─── Task input

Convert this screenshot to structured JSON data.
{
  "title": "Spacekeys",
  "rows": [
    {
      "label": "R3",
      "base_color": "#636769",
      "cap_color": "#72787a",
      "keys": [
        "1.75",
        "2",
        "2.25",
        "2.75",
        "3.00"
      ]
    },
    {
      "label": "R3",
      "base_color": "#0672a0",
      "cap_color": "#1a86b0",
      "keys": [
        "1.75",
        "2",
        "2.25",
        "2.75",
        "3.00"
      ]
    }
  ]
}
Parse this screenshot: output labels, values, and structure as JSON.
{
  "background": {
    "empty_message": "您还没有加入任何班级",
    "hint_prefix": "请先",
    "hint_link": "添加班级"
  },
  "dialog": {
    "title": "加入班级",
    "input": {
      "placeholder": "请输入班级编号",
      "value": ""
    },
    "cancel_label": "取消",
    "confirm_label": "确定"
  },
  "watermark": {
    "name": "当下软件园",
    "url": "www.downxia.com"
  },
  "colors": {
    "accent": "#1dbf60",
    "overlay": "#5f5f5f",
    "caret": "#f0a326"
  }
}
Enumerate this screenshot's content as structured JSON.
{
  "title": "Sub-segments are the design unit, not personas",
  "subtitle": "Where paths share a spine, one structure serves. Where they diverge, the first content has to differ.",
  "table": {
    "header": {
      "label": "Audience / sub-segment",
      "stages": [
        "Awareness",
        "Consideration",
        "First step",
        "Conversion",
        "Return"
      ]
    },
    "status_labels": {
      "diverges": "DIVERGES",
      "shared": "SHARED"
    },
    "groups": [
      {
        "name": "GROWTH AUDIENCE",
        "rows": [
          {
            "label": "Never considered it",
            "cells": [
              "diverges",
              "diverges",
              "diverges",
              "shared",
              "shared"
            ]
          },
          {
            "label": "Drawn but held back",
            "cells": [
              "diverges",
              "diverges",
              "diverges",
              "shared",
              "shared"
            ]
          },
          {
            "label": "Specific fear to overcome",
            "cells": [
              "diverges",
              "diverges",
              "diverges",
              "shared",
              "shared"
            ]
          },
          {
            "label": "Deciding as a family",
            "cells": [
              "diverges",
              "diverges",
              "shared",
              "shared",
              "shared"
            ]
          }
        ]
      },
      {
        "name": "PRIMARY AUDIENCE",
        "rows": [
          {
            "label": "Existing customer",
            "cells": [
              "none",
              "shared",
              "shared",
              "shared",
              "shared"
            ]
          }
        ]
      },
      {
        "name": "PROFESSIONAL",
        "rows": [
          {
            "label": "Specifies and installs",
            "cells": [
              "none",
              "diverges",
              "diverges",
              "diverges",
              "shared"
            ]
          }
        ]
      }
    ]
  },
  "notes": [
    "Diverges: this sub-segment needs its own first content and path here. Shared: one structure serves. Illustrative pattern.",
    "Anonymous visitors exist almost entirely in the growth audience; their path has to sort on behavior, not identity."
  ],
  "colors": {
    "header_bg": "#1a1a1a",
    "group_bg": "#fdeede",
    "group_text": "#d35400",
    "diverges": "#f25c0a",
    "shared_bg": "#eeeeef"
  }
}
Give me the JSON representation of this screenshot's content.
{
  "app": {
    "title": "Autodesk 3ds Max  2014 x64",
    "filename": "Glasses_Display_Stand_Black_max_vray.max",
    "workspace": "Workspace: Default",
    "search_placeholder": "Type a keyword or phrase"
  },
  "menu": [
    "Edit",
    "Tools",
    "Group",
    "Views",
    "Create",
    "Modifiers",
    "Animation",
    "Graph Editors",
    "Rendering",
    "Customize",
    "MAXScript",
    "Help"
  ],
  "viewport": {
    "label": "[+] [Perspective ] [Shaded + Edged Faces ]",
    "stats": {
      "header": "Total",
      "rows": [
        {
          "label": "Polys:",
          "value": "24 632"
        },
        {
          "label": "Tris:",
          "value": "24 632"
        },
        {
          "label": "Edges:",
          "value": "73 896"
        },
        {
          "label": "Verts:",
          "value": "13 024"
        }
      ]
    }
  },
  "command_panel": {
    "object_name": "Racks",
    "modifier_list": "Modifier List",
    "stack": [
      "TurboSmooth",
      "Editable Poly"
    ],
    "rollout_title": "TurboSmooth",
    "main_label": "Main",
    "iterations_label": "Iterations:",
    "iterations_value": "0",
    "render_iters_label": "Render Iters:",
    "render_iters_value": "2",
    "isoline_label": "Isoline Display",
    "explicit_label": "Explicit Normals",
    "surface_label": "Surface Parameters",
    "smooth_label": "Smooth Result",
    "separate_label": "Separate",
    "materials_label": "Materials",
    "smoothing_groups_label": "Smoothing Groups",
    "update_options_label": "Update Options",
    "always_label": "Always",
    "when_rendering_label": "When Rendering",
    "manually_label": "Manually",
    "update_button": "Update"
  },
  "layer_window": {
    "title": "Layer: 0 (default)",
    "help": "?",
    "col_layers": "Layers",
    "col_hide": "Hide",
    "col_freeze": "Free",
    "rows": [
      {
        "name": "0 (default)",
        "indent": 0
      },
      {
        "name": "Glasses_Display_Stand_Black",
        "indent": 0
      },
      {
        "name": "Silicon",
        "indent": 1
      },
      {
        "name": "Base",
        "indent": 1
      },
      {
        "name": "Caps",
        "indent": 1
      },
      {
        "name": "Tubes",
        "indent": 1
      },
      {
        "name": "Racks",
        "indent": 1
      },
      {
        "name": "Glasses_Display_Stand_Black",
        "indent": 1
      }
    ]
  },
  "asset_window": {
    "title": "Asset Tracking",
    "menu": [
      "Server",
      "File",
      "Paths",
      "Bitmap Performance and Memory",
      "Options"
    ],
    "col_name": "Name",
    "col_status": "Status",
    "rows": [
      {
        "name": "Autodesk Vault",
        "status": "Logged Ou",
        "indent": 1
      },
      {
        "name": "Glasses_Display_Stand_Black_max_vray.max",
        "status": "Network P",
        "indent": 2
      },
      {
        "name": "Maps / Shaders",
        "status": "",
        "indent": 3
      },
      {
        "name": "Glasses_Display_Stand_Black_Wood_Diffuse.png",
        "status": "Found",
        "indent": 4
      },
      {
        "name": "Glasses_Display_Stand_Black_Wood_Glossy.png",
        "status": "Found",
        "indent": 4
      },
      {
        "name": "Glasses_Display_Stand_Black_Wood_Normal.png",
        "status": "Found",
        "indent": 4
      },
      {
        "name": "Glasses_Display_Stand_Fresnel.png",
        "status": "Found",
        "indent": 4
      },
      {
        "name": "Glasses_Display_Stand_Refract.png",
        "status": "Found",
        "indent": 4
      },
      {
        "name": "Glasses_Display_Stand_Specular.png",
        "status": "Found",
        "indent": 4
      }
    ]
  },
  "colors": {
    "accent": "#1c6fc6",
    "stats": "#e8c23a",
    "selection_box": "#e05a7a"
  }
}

──────

:: Set problem ::
Reproduce the material above, every line of it, exactly.

:: Complete response ::
Convert this screenshot to structured JSON data.
{
  "title": "Spacekeys",
  "rows": [
    {
      "label": "R3",
      "base_color": "#636769",
      "cap_color": "#72787a",
      "keys": [
        "1.75",
        "2",
        "2.25",
        "2.75",
        "3.00"
      ]
    },
    {
      "label": "R3",
      "base_color": "#0672a0",
      "cap_color": "#1a86b0",
      "keys": [
        "1.75",
        "2",
        "2.25",
        "2.75",
        "3.00"
      ]
    }
  ]
}
Parse this screenshot: output labels, values, and structure as JSON.
{
  "background": {
    "empty_message": "您还没有加入任何班级",
    "hint_prefix": "请先",
    "hint_link": "添加班级"
  },
  "dialog": {
    "title": "加入班级",
    "input": {
      "placeholder": "请输入班级编号",
      "value": ""
    },
    "cancel_label": "取消",
    "confirm_label": "确定"
  },
  "watermark": {
    "name": "当下软件园",
    "url": "www.downxia.com"
  },
  "colors": {
    "accent": "#1dbf60",
    "overlay": "#5f5f5f",
    "caret": "#f0a326"
  }
}
Enumerate this screenshot's content as structured JSON.
{
  "title": "Sub-segments are the design unit, not personas",
  "subtitle": "Where paths share a spine, one structure serves. Where they diverge, the first content has to differ.",
  "table": {
    "header": {
      "label": "Audience / sub-segment",
      "stages": [
        "Awareness",
        "Consideration",
        "First step",
        "Conversion",
        "Return"
      ]
    },
    "status_labels": {
      "diverges": "DIVERGES",
      "shared": "SHARED"
    },
    "groups": [
      {
        "name": "GROWTH AUDIENCE",
        "rows": [
          {
            "label": "Never considered it",
            "cells": [
              "diverges",
              "diverges",
              "diverges",
              "shared",
              "shared"
            ]
          },
          {
            "label": "Drawn but held back",
            "cells": [
              "diverges",
              "diverges",
              "diverges",
              "shared",
              "shared"
            ]
          },
          {
            "label": "Specific fear to overcome",
            "cells": [
              "diverges",
              "diverges",
              "diverges",
              "shared",
              "shared"
            ]
          },
          {
            "label": "Deciding as a family",
            "cells": [
              "diverges",
              "diverges",
              "shared",
              "shared",
              "shared"
            ]
          }
        ]
      },
      {
        "name": "PRIMARY AUDIENCE",
        "rows": [
          {
            "label": "Existing customer",
            "cells": [
              "none",
              "shared",
              "shared",
              "shared",
              "shared"
            ]
          }
        ]
      },
      {
        "name": "PROFESSIONAL",
        "rows": [
          {
            "label": "Specifies and installs",
            "cells": [
              "none",
              "diverges",
              "diverges",
              "diverges",
              "shared"
            ]
          }
        ]
      }
    ]
  },
  "notes": [
    "Diverges: this sub-segment needs its own first content and path here. Shared: one structure serves. Illustrative pattern.",
    "Anonymous visitors exist almost entirely in the growth audience; their path has to sort on behavior, not identity."
  ],
  "colors": {
    "header_bg": "#1a1a1a",
    "group_bg": "#fdeede",
    "group_text": "#d35400",
    "diverges": "#f25c0a",
    "shared_bg": "#eeeeef"
  }
}
Give me the JSON representation of this screenshot's content.
{
  "app": {
    "title": "Autodesk 3ds Max  2014 x64",
    "filename": "Glasses_Display_Stand_Black_max_vray.max",
    "workspace": "Workspace: Default",
    "search_placeholder": "Type a keyword or phrase"
  },
  "menu": [
    "Edit",
    "Tools",
    "Group",
    "Views",
    "Create",
    "Modifiers",
    "Animation",
    "Graph Editors",
    "Rendering",
    "Customize",
    "MAXScript",
    "Help"
  ],
  "viewport": {
    "label": "[+] [Perspective ] [Shaded + Edged Faces ]",
    "stats": {
      "header": "Total",
      "rows": [
        {
          "label": "Polys:",
          "value": "24 632"
        },
        {
          "label": "Tris:",
          "value": "24 632"
        },
        {
          "label": "Edges:",
          "value": "73 896"
        },
        {
          "label": "Verts:",
          "value": "13 024"
        }
      ]
    }
  },
  "command_panel": {
    "object_name": "Racks",
    "modifier_list": "Modifier List",
    "stack": [
      "TurboSmooth",
      "Editable Poly"
    ],
    "rollout_title": "TurboSmooth",
    "main_label": "Main",
    "iterations_label": "Iterations:",
    "iterations_value": "0",
    "render_iters_label": "Render Iters:",
    "render_iters_value": "2",
    "isoline_label": "Isoline Display",
    "explicit_label": "Explicit Normals",
    "surface_label": "Surface Parameters",
    "smooth_label": "Smooth Result",
    "separate_label": "Separate",
    "materials_label": "Materials",
    "smoothing_groups_label": "Smoothing Groups",
    "update_options_label": "Update Options",
    "always_label": "Always",
    "when_rendering_label": "When Rendering",
    "manually_label": "Manually",
    "update_button": "Update"
  },
  "layer_window": {
    "title": "Layer: 0 (default)",
    "help": "?",
    "col_layers": "Layers",
    "col_hide": "Hide",
    "col_freeze": "Free",
    "rows": [
      {
        "name": "0 (default)",
        "indent": 0
      },
      {
        "name": "Glasses_Display_Stand_Black",
        "indent": 0
      },
      {
        "name": "Silicon",
        "indent": 1
      },
      {
        "name": "Base",
        "indent": 1
      },
      {
        "name": "Caps",
        "indent": 1
      },
      {
        "name": "Tubes",
        "indent": 1
      },
      {
        "name": "Racks",
        "indent": 1
      },
      {
        "name": "Glasses_Display_Stand_Black",
        "indent": 1
      }
    ]
  },
  "asset_window": {
    "title": "Asset Tracking",
    "menu": [
      "Server",
      "File",
      "Paths",
      "Bitmap Performance and Memory",
      "Options"
    ],
    "col_name": "Name",
    "col_status": "Status",
    "rows": [
      {
        "name": "Autodesk Vault",
        "status": "Logged Ou",
        "indent": 1
      },
      {
        "name": "Glasses_Display_Stand_Black_max_vray.max",
        "status": "Network P",
        "indent": 2
      },
      {
        "name": "Maps / Shaders",
        "status": "",
        "indent": 3
      },
      {
        "name": "Glasses_Display_Stand_Black_Wood_Diffuse.png",
        "status": "Found",
        "indent": 4
      },
      {
        "name": "Glasses_Display_Stand_Black_Wood_Glossy.png",
        "status": "Found",
        "indent": 4
      },
      {
        "name": "Glasses_Display_Stand_Black_Wood_Normal.png",
        "status": "Found",
        "indent": 4
      },
      {
        "name": "Glasses_Display_Stand_Fresnel.png",
        "status": "Found",
        "indent": 4
      },
      {
        "name": "Glasses_Display_Stand_Refract.png",
        "status": "Found",
        "indent": 4
      },
      {
        "name": "Glasses_Display_Stand_Specular.png",
        "status": "Found",
        "indent": 4
      }
    ]
  },
  "colors": {
    "accent": "#1c6fc6",
    "stats": "#e8c23a",
    "selection_box": "#e05a7a"
  }
}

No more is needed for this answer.